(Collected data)
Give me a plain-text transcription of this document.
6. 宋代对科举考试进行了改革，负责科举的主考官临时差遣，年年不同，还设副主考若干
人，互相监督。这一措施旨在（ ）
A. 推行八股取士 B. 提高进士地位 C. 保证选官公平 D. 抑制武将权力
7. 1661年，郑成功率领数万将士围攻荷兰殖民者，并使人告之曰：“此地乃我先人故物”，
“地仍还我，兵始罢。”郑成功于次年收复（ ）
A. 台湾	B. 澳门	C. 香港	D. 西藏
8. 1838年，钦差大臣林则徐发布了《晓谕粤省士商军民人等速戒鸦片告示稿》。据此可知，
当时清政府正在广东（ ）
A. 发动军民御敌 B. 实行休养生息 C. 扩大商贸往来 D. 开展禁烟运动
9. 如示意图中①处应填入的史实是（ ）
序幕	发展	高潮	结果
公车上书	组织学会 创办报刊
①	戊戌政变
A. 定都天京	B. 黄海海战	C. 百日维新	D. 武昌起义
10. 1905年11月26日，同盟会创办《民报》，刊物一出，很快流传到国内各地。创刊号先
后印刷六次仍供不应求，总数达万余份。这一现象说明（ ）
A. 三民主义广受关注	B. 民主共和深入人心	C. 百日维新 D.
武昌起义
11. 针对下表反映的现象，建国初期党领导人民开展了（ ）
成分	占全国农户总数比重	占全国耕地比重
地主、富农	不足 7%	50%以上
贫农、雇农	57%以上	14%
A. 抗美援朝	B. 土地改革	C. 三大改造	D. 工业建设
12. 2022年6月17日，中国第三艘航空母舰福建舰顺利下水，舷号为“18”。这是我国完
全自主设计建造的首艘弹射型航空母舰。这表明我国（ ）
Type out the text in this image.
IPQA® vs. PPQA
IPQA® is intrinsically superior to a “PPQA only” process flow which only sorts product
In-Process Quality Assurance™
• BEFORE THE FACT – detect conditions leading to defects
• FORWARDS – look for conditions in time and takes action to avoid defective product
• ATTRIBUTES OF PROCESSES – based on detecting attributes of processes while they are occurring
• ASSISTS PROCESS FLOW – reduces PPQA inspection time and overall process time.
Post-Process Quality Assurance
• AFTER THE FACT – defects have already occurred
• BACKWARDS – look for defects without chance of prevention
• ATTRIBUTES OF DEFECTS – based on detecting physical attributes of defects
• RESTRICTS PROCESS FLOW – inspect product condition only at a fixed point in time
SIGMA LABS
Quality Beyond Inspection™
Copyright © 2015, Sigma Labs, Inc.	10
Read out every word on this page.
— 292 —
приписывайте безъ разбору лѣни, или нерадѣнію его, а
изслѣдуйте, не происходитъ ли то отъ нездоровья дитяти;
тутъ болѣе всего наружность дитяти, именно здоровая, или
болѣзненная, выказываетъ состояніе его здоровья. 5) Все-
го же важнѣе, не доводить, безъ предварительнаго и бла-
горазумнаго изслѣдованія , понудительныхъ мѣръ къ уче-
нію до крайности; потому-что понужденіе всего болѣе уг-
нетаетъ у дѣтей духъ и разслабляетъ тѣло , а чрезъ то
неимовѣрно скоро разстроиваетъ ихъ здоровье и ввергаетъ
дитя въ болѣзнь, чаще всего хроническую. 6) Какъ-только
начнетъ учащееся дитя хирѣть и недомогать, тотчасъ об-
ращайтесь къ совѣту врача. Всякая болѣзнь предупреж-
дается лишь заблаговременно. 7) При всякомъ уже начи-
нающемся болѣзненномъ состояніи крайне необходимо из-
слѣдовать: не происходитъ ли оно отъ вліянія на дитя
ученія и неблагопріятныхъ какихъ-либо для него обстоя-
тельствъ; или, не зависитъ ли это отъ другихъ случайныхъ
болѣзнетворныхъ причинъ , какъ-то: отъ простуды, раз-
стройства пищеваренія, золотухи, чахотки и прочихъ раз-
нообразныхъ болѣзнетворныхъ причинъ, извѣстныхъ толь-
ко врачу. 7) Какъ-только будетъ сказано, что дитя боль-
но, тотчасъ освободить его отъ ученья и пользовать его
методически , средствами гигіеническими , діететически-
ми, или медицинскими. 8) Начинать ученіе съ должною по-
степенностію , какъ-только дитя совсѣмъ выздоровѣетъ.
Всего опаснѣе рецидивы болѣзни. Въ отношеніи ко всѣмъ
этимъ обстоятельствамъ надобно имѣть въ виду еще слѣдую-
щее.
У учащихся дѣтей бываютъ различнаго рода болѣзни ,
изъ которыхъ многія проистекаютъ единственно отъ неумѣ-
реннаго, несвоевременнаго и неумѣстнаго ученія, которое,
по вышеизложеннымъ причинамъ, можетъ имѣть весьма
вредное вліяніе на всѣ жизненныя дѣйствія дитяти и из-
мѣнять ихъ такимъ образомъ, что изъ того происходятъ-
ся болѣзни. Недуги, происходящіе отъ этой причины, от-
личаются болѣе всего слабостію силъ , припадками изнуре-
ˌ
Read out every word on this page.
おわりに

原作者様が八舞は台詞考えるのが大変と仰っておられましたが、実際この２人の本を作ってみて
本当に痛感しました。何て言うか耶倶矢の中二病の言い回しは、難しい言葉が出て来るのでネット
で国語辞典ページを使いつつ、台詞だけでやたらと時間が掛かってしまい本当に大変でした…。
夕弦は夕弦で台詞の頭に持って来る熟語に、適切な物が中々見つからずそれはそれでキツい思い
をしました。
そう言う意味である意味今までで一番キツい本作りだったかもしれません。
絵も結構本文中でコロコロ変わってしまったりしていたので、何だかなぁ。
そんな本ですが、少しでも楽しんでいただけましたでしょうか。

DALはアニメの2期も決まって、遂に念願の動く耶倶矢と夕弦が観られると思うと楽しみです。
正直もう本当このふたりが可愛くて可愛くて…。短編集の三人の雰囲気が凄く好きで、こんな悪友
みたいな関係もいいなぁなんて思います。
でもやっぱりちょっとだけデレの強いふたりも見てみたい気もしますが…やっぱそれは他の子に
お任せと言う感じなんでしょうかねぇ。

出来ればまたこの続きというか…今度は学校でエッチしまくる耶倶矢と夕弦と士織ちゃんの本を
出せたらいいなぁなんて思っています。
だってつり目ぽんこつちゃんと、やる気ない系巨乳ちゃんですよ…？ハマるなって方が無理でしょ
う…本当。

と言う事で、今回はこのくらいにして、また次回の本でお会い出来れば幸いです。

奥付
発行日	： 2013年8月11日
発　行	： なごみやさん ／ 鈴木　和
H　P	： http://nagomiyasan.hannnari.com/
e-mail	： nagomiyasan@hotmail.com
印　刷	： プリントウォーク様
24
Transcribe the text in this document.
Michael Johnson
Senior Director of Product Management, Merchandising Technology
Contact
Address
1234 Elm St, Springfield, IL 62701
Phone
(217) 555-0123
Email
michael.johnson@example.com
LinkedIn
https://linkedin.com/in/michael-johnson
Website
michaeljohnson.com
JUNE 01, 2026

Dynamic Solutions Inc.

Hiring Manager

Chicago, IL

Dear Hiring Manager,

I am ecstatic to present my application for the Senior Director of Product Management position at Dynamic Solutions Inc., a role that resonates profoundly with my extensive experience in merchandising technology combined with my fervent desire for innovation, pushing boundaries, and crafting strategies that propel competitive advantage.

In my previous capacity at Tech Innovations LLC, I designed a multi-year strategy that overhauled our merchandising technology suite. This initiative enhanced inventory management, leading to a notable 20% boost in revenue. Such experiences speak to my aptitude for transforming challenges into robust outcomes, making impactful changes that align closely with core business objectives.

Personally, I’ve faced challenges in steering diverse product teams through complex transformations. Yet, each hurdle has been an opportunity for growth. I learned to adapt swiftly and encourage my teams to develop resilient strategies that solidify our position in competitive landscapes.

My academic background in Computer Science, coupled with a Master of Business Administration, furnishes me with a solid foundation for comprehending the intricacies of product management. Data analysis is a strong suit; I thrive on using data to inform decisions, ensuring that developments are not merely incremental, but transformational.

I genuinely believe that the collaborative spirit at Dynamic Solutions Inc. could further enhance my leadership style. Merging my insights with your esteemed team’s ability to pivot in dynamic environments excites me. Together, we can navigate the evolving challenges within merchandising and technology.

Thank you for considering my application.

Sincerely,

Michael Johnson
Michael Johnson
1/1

## Task:
Search the data for "тотчасъ" and list every line in which it occurs.

## Solution to the exercise:
начнетъ учащееся дитя хирѣть и недомогать, тотчасъ об-
но, тотчасъ освободить его отъ ученья и пользовать его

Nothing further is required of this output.